Entries →
==*==

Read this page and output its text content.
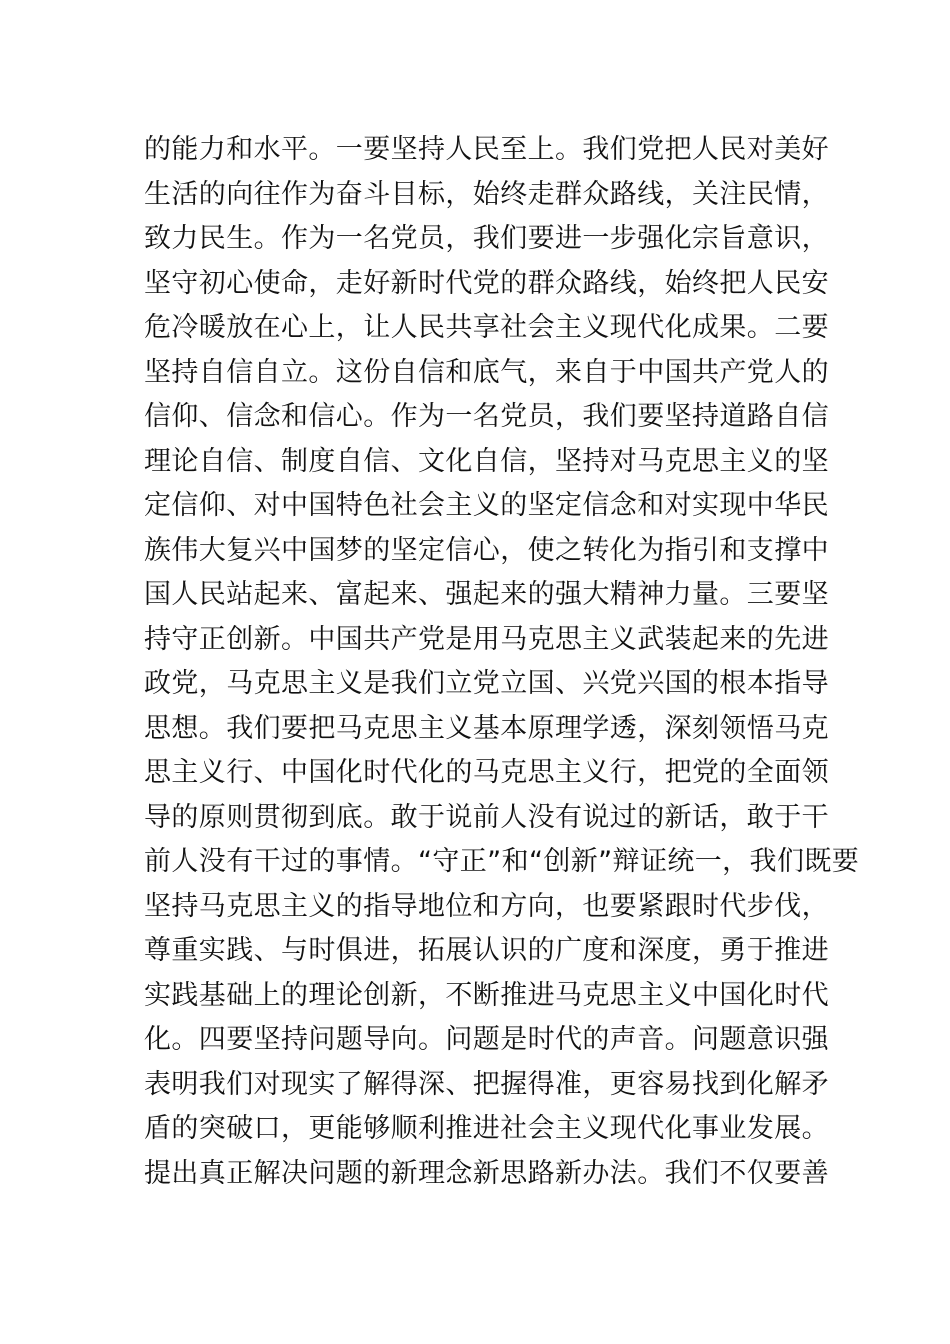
的能力和水平。一要坚持人民至上。我们党把人民对美好
生活的向往作为奋斗目标，始终走群众路线，关注民情，
致力民生。作为一名党员，我们要进一步强化宗旨意识，
坚守初心使命，走好新时代党的群众路线，始终把人民安
危冷暖放在心上，让人民共享社会主义现代化成果。二要
坚持自信自立。这份自信和底气，来自于中国共产党人的
信仰、信念和信心。作为一名党员，我们要坚持道路自信
理论自信、制度自信、文化自信，坚持对马克思主义的坚
定信仰、对中国特色社会主义的坚定信念和对实现中华民
族伟大复兴中国梦的坚定信心，使之转化为指引和支撑中
国人民站起来、富起来、强起来的强大精神力量。三要坚
持守正创新。中国共产党是用马克思主义武装起来的先进
政党，马克思主义是我们立党立国、兴党兴国的根本指导
思想。我们要把马克思主义基本原理学透，深刻领悟马克
思主义行、中国化时代化的马克思主义行，把党的全面领
导的原则贯彻到底。敢于说前人没有说过的新话，敢于干
前人没有干过的事情。“守正”和“创新”辩证统一，我们既要
坚持马克思主义的指导地位和方向，也要紧跟时代步伐，
尊重实践、与时俱进，拓展认识的广度和深度，勇于推进
实践基础上的理论创新，不断推进马克思主义中国化时代
化。四要坚持问题导向。问题是时代的声音。问题意识强
表明我们对现实了解得深、把握得准，更容易找到化解矛
盾的突破口，更能够顺利推进社会主义现代化事业发展。
提出真正解决问题的新理念新思路新办法。我们不仅要善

==*==

What you need to do →
Scan the data for the word "作为一名党员" and copy every line where it shows up.

Task result →
致力民生。作为一名党员，我们要进一步强化宗旨意识，
信仰、信念和信心。作为一名党员，我们要坚持道路自信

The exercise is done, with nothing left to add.